▶ Exercise set
1. In the passage on homemade food laws, why did Wyoming receive the report's only A? Answer in one to three sentences.
2. According to the passage on homemade food laws, how many states have homemade food laws that earned a B or better?
3. Continue the passage on homemade food laws from where it stops.
** begin Provided text **
Across the country, governments at every level are chipping away at the rights of food entrepreneurs through irrational and overly burdensome regulations. Since 2013, the Institute for Justice has been at the forefront at the fight for the rights of food entrepreneurs and consumers against these needless restrictions. IJ’s National Food Freedom Initiative has a particular focus on eliminating restrictions that prevent people from making food for sale in their home kitchens.

Homemade Food Laws

Baking Bad, a nationwide survey by the Institute for Justice, provides the most up-to-date account of state laws that allow the sale of homemade food and will be regularly updated whenever a state changes its laws. Using 17 distinct criteria, the report graded and ranked nearly 70 different homemade food programs from all 50 states plus the District of Columbia. (See Methodology)

  • The average grade is a C. Nationwide, 11 states have homemade food laws that earned a B or better. Reflecting this recent surge of interest, 10 of those states enacted their reforms in the past five years.
  • Thanks to its Food Freedom Act, Wyoming has the best laws in the country for selling food made at home and allows the widest variety of products, earning the report’s only A.
** end Provided text **
** begin Entries supplied **
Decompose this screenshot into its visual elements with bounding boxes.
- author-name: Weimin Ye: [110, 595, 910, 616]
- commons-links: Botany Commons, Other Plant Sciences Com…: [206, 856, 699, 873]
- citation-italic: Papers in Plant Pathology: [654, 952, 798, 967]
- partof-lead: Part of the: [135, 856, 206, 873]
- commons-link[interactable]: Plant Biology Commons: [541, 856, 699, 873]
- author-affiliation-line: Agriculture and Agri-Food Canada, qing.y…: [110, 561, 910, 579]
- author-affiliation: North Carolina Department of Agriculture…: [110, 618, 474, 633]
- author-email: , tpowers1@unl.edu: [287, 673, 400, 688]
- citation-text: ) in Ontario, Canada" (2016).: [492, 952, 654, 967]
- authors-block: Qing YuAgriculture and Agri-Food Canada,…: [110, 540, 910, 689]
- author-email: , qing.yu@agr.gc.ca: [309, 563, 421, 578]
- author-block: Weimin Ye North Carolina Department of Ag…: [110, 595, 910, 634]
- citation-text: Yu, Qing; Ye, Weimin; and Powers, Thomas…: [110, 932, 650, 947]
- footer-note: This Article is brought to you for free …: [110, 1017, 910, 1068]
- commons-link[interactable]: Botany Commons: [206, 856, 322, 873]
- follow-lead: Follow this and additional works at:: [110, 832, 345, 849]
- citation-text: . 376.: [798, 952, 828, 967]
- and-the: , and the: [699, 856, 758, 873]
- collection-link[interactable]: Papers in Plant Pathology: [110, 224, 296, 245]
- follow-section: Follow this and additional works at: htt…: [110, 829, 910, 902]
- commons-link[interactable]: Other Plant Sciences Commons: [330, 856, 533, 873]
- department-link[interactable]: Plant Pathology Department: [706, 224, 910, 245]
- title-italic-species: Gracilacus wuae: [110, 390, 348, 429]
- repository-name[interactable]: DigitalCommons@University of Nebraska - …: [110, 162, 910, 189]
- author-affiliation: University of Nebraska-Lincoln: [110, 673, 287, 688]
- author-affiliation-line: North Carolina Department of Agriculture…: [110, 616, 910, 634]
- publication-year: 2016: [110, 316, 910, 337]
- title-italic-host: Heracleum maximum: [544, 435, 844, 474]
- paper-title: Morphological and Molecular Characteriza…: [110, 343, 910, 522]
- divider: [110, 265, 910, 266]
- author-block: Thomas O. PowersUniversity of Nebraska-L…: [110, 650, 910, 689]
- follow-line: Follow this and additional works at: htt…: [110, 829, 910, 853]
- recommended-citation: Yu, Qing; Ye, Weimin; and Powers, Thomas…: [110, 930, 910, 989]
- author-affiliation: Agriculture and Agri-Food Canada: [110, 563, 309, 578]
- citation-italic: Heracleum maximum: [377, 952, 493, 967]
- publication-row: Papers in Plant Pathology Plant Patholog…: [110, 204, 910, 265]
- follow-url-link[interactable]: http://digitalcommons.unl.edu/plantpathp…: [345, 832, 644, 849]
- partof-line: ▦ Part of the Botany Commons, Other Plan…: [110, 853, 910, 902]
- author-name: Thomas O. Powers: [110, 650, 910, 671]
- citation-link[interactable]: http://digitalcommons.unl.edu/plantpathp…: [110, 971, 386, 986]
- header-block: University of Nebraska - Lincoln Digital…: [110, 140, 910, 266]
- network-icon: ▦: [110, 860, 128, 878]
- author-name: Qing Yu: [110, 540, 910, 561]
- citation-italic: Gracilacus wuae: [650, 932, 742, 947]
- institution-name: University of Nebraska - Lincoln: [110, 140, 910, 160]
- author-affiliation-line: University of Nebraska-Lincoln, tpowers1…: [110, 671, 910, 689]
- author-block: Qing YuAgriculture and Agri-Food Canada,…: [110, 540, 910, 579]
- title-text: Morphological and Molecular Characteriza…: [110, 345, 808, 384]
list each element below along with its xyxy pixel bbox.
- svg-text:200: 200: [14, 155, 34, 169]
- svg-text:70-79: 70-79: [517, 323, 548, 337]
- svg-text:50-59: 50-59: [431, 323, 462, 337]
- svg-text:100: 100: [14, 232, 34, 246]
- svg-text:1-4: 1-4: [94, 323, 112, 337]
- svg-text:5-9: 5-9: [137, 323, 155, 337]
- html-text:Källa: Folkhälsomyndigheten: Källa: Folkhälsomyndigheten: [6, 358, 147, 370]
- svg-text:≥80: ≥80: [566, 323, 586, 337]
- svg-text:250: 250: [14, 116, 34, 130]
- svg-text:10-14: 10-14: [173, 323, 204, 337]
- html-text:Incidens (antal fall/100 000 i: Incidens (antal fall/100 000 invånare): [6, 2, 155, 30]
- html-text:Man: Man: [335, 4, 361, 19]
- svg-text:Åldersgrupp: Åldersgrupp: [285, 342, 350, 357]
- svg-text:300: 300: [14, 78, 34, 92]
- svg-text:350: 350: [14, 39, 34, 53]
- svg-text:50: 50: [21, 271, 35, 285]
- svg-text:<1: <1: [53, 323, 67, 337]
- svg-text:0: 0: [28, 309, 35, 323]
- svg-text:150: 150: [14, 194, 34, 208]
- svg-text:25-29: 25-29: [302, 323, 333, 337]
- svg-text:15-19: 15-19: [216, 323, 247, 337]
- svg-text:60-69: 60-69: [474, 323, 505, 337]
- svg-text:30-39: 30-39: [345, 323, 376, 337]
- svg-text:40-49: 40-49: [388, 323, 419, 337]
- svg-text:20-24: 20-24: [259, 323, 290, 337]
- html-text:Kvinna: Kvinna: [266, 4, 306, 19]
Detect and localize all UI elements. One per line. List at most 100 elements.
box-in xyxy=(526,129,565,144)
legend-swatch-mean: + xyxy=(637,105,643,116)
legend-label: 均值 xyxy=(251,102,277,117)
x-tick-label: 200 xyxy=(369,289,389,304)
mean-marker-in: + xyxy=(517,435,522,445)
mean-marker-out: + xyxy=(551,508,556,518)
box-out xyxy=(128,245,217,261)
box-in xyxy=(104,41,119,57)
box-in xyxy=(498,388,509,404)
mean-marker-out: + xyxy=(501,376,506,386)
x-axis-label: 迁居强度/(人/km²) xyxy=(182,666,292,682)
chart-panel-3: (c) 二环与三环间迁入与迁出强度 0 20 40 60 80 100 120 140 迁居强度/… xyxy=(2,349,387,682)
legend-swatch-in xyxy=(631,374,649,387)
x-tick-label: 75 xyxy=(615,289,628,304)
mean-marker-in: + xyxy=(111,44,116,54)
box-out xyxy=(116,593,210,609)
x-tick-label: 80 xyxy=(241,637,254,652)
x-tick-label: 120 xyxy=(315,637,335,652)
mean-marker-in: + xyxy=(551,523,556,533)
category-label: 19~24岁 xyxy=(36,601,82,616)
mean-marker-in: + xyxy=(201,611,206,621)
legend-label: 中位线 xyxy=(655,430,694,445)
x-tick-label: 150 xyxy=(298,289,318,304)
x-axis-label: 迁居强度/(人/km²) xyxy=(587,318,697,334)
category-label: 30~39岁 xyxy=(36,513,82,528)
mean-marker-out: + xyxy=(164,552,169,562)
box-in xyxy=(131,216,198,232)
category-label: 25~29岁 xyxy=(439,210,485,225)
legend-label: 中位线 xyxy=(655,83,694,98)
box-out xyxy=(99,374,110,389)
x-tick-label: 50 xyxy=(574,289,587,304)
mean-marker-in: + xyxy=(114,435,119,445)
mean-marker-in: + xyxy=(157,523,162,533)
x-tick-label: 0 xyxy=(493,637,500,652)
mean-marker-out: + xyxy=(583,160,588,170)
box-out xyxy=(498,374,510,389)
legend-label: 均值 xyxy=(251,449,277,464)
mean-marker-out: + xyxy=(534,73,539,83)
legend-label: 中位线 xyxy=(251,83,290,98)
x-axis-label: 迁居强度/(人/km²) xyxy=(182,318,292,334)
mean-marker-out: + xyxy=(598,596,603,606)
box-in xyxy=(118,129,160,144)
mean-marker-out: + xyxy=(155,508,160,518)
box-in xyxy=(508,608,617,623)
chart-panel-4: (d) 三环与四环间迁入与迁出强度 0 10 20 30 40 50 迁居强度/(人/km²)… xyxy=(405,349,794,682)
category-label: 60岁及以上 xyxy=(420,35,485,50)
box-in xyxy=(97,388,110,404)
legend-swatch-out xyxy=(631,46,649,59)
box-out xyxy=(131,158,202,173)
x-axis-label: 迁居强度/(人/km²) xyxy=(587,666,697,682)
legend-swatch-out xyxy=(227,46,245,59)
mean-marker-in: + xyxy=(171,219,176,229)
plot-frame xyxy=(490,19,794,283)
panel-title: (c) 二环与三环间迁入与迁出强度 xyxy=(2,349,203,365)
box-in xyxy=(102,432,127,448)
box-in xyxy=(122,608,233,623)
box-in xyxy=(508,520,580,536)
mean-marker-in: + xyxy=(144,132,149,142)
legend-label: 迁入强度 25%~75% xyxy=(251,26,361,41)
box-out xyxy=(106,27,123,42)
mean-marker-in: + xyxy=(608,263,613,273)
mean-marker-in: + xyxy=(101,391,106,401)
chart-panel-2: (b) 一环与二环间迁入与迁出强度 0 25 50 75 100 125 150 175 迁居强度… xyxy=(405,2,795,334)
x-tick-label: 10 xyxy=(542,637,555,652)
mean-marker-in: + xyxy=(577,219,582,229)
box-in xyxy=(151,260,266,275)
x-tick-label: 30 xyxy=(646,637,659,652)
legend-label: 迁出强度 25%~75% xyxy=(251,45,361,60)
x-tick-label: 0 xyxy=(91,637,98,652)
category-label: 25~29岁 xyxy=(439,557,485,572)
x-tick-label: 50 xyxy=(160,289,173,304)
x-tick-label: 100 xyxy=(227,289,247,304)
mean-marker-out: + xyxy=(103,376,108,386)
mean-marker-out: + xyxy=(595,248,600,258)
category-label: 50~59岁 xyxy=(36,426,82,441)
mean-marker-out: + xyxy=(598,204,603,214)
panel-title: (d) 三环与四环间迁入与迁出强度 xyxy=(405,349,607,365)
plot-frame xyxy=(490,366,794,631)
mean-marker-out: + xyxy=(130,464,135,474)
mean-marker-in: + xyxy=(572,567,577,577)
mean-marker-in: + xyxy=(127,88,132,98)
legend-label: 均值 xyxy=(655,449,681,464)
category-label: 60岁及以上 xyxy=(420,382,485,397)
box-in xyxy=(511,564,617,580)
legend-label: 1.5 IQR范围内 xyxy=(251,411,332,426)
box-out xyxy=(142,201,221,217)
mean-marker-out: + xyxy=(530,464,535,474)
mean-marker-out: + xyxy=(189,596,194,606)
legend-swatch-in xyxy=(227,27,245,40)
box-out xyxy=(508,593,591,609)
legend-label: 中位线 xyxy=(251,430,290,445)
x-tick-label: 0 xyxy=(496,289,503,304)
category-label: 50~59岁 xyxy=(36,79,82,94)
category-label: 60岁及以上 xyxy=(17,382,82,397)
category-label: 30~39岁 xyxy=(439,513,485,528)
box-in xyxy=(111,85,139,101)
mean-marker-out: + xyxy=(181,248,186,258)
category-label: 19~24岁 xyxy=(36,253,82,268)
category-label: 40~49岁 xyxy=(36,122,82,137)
** end Entries supplied **
▶ Responses to the exercise
1. Wyoming received the only A because its Food Freedom Act gives it the best laws in the country for selling food made at home. Those laws also allow the widest variety of products.

2. Eleven states.

3.
  • In sharp contrast, Rhode Island is dead last, receiving a zero on a 100-point scale.  Rhode Island is the only state that limits its homemade food program to farmers, a restriction that prevents 99.8% of the state’s population from participating.

Alabama Alaska Arizona Arkansas California Colorado Connecticut Delaware Florida Georgia Hawaii Idaho Illinois Indiana Iowa Kansas Kentucky Louisiana Maine Maryland Massachusetts Michigan Minnesota Mississippi Missouri Montana Nebraska Nevada New Hampshire New Jersey New Mexico New York North Carolina North Dakota Ohio Oklahoma Oregon Pennsylvania Rhode Island South Carolina South Dakota Tennessee Texas Utah Vermont Virginia Washington West Virginia Wisconsin Wyoming District of Columbia
  • A
  • B
  • C
  • D
  • F

Homemade Food Varieties

Until recently, most reform efforts targeted “cottage food” laws, which tend to be limited to shelf-stable foods that don’t require refrigeration. But starting in 2015 with Wyoming’s Food Freedom Act, more states are allowing an increasing variety of homemade foods to be sold:

  • Today, 23 states allow the sale of homemade pickles and other acidified foods. 
  • In 17 states, entrepreneurs are free to sell home fermented foods like sauerkraut and kimchi. 
  • Fourteen states allow the sale of refrigerated baked goods, like pumpkin pies and cream-filled pies.
  • Four states even allow the sale of home cooked dishes that contain meat, creating a new alternative to opening a restaurant.
  • In sharp contrast, cottage food businesses in 19 states can only sell items from an approved list of products set by government regulators.

Restrictions on Selling Homemade Food

Every state allows homemade food to be sold directly to consumers at farmers’ markets. But there the similarities end, as sales and venue restrictions can vary dramatically from state to state:

  • Eight states prohibit homemade food businesses from selling online.
  • Fifteen states ban mail delivery of cottage food products.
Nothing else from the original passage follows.